**Text section:**
━━━━━━━━

Bristling with weapons, the German battleship Tirpitz was launched in 1939. [Wikipedia]

On March 31, 1944, Canadian destroyers HMCS Sioux and HMCS Algonquin left Scapa Flow in Scotland’s Orkney Islands to join Operation Tungsten, the hunt for the German battleship Tirpitz.

Tirpitz was a massive ship launched in 1939. It was 251 metres long, had eight 15-inch guns and could carry four aircraft and 2,000 crew. At 39,000 tonnes, it was built to intimidate.

During the Second World War, Tirpitz was strategically stationed by the Germans in the fiords of Norway to prevent Allied convoys from reaching the Soviet Union, to discourage an Allied invasion of Scandinavia, and to tie up the Allied navies in a deadly game of cat and mouse.

“If it had come out at any time, it could have decimated a convoy,” said Albert Edward Revie of Algonquin, in one of several Memory Project interviews quoted here.

British Prime Minister Winston Churchill called Tirpitz ‘The Beast’ and declared its destruction of utmost importance. It took four years.

“If it had come out at any time, it could have decimated a convoy.”

Tirpitz rarely emerged from its safety net, but the mere threat caused consternation for the Allies. “Simply by positioning herself in the Norwegian fiords, she had become a ‘fleet in being,’” wrote Shawn Cafferky in Canadian Military History in 2010. “The British were forced to devote a large proportion of their naval resources to prevent her from breaking out into the Atlantic or raiding convoys bound for Russia.”

Fog and cloud frequently obscured the fiords, to Tirpitz’s advantage. RCAF pilot Bruce MacKenzie was tasked to “provide a deterrent to the battleship Tirpitz in the event she approached [British] shores looking to do surveillance and sink Allied vessels. At times we would return…only to find the runway thick with fog…I suppose that is what is meant by ‘coming in on a wing and a prayer.’ We did both.”

Tirpitz capitalized on the cover provided by nature by creating artificial fog and covering the deck with trees to hide its movements and confound search efforts.

Tirpitz produced artificial fog to hide its position. [Wikipedia]

For years, Tirpitz seemed indestructible. From October 1940 on, it survived more than a score of bomber attacks, and was often targeted by dozens of bombers in one raid.

“On several occasions, we escorted aircraft carriers to that area who flew off bombers, trying to damage the Tirpitz…but they couldn’t sink it,” said Revie.

━━━━━━━━

**Dataset extract:**

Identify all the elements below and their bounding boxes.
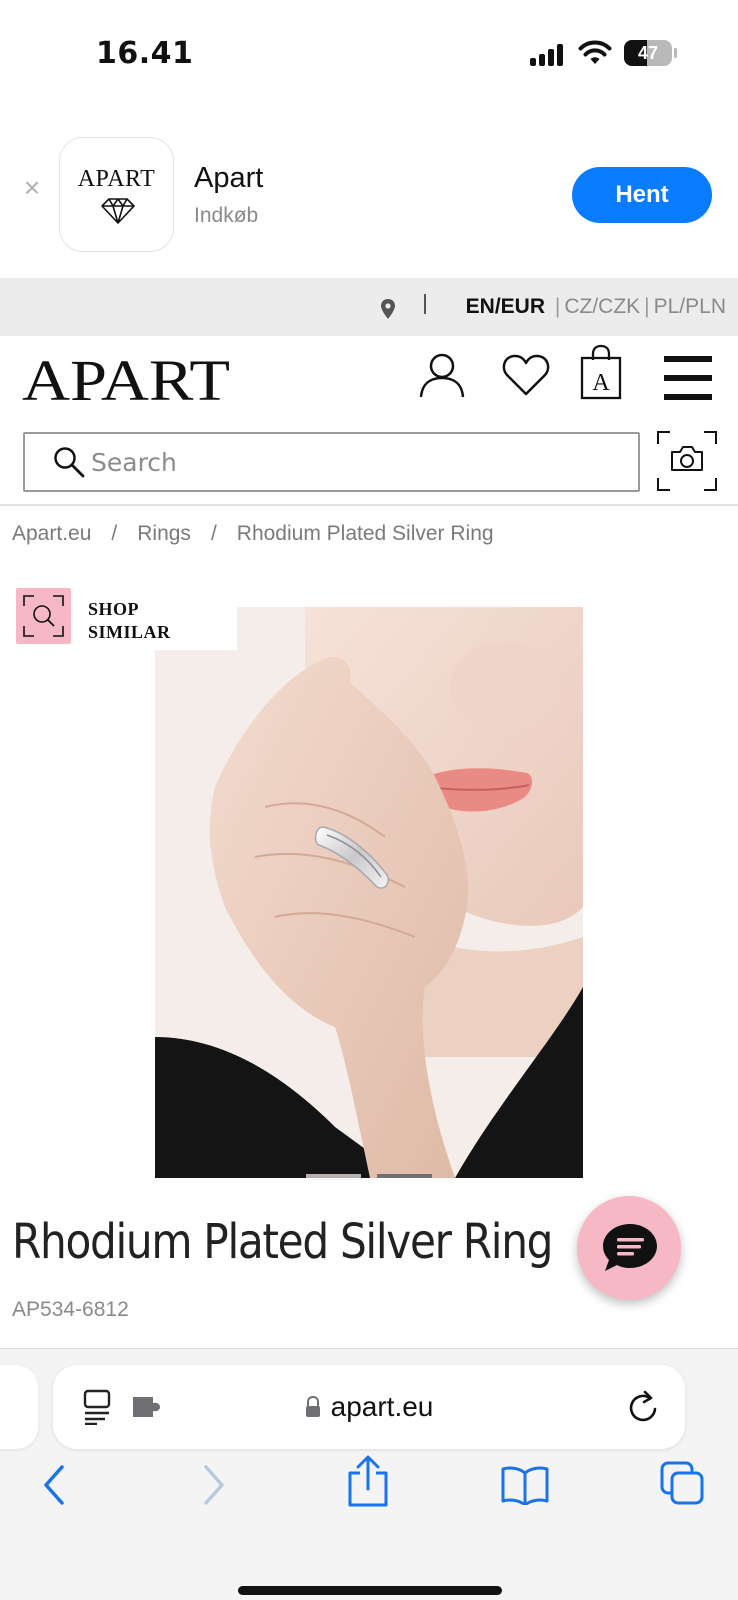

━━━━━━━━

**To do:**
a) Translate this sentence from the Tirpitz text into French: "Fog and cloud frequently obscured the fiords, to Tirpitz’s advantage."
b) Reproduce word for word the part of the Tirpitz text starting at "Fog and cloud" and ending at "confound search efforts.".

**Correct answers:**
a) Le brouillard et les nuages masquaient souvent les fjords, à l'avantage du Tirpitz.

b)
Fog and cloud frequently obscured the fiords, to Tirpitz’s advantage. RCAF pilot Bruce MacKenzie was tasked to “provide a deterrent to the battleship Tirpitz in the event she approached [British] shores looking to do surveillance and sink Allied vessels. At times we would return…only to find the runway thick with fog…I suppose that is what is meant by ‘coming in on a wing and a prayer.’ We did both.”

Tirpitz capitalized on the cover provided by nature by creating artificial fog and covering the deck with trees to hide its movements and confound search efforts.